> _Directions for this task_:
Restate each line word for word. Leave out every picture.

> _Information shown_:

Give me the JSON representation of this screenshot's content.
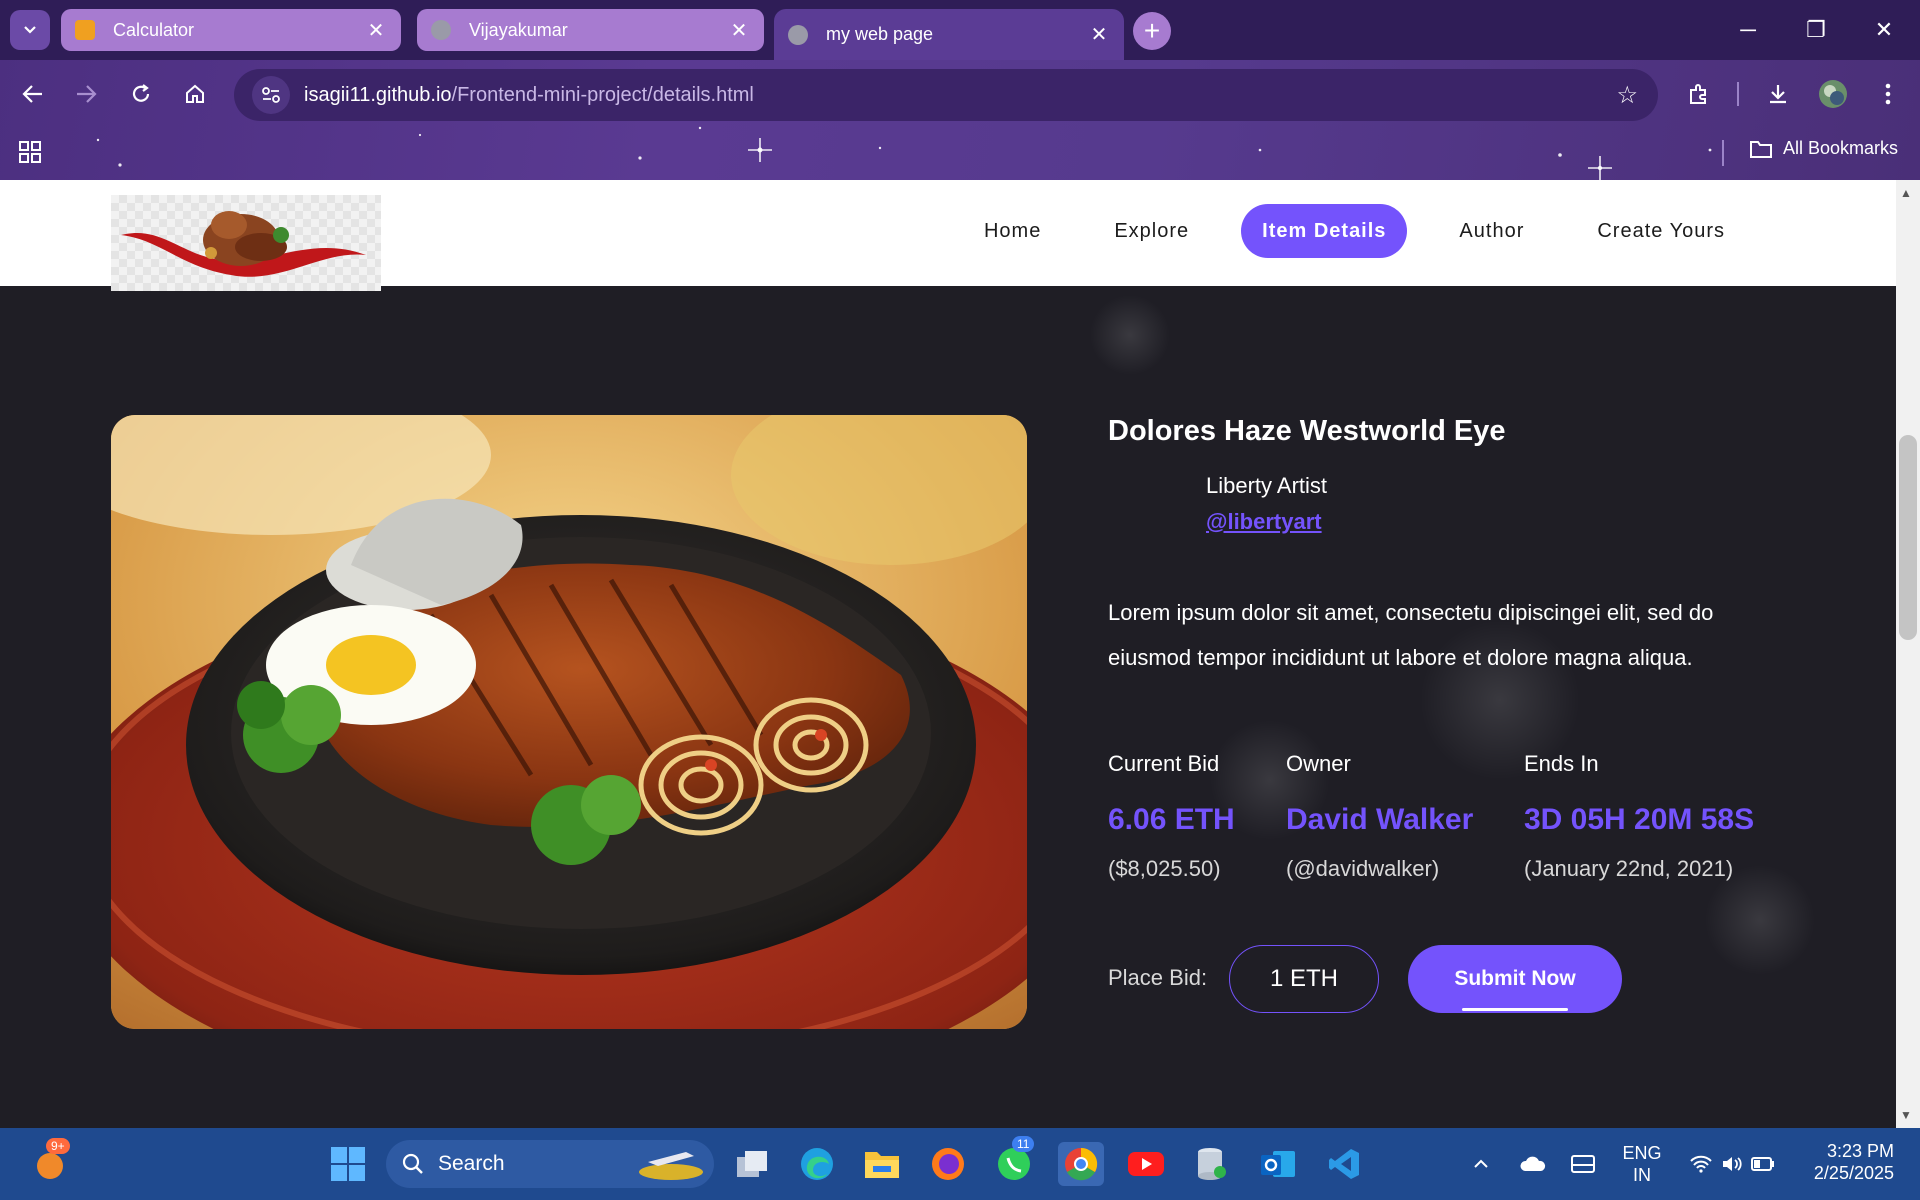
{
  "browser": {
    "tabs": [
      {
        "label": "Calculator",
        "state": "inactive",
        "favicon_color": "#f0a020"
      },
      {
        "label": "Vijayakumar",
        "state": "inactive",
        "favicon_color": "#9a9aa8"
      },
      {
        "label": "my web page",
        "state": "active",
        "favicon_color": "#9a9aa8"
      }
    ],
    "url_host": "isagii11.github.io",
    "url_path": "/Frontend-mini-project/details.html",
    "all_bookmarks_label": "All Bookmarks"
  },
  "site": {
    "nav": [
      {
        "label": "Home",
        "active": false
      },
      {
        "label": "Explore",
        "active": false
      },
      {
        "label": "Item Details",
        "active": true
      },
      {
        "label": "Author",
        "active": false
      },
      {
        "label": "Create Yours",
        "active": false
      }
    ],
    "item": {
      "title": "Dolores Haze Westworld Eye",
      "author_name": "Liberty Artist",
      "author_handle": "@libertyart",
      "description": "Lorem ipsum dolor sit amet, consectetu dipiscingei elit, sed do eiusmod tempor incididunt ut labore et dolore magna aliqua.",
      "stats": [
        {
          "label": "Current Bid",
          "value": "6.06 ETH",
          "sub": "($8,025.50)"
        },
        {
          "label": "Owner",
          "value": "David Walker",
          "sub": "(@davidwalker)"
        },
        {
          "label": "Ends In",
          "value": "3D 05H 20M 58S",
          "sub": "(January 22nd, 2021)"
        }
      ],
      "bid_label": "Place Bid:",
      "bid_value": "1 ETH",
      "submit_label": "Submit Now"
    },
    "accent_color": "#7453fc"
  },
  "taskbar": {
    "search_placeholder": "Search",
    "notification_badge": "9+",
    "whatsapp_badge": "11",
    "language": "ENG",
    "region": "IN",
    "time": "3:23 PM",
    "date": "2/25/2025"
  }
}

> _Response for this exercise_:
Give me the JSON representation of this screenshot's content.
{
  "browser": {
    "tabs": [
      {
        "label": "Calculator",
        "state": "inactive",
        "favicon_color": "#f0a020"
      },
      {
        "label": "Vijayakumar",
        "state": "inactive",
        "favicon_color": "#9a9aa8"
      },
      {
        "label": "my web page",
        "state": "active",
        "favicon_color": "#9a9aa8"
      }
    ],
    "url_host": "isagii11.github.io",
    "url_path": "/Frontend-mini-project/details.html",
    "all_bookmarks_label": "All Bookmarks"
  },
  "site": {
    "nav": [
      {
        "label": "Home",
        "active": false
      },
      {
        "label": "Explore",
        "active": false
      },
      {
        "label": "Item Details",
        "active": true
      },
      {
        "label": "Author",
        "active": false
      },
      {
        "label": "Create Yours",
        "active": false
      }
    ],
    "item": {
      "title": "Dolores Haze Westworld Eye",
      "author_name": "Liberty Artist",
      "author_handle": "@libertyart",
      "description": "Lorem ipsum dolor sit amet, consectetu dipiscingei elit, sed do eiusmod tempor incididunt ut labore et dolore magna aliqua.",
      "stats": [
        {
          "label": "Current Bid",
          "value": "6.06 ETH",
          "sub": "($8,025.50)"
        },
        {
          "label": "Owner",
          "value": "David Walker",
          "sub": "(@davidwalker)"
        },
        {
          "label": "Ends In",
          "value": "3D 05H 20M 58S",
          "sub": "(January 22nd, 2021)"
        }
      ],
      "bid_label": "Place Bid:",
      "bid_value": "1 ETH",
      "submit_label": "Submit Now"
    },
    "accent_color": "#7453fc"
  },
  "taskbar": {
    "search_placeholder": "Search",
    "notification_badge": "9+",
    "whatsapp_badge": "11",
    "language": "ENG",
    "region": "IN",
    "time": "3:23 PM",
    "date": "2/25/2025"
  }
}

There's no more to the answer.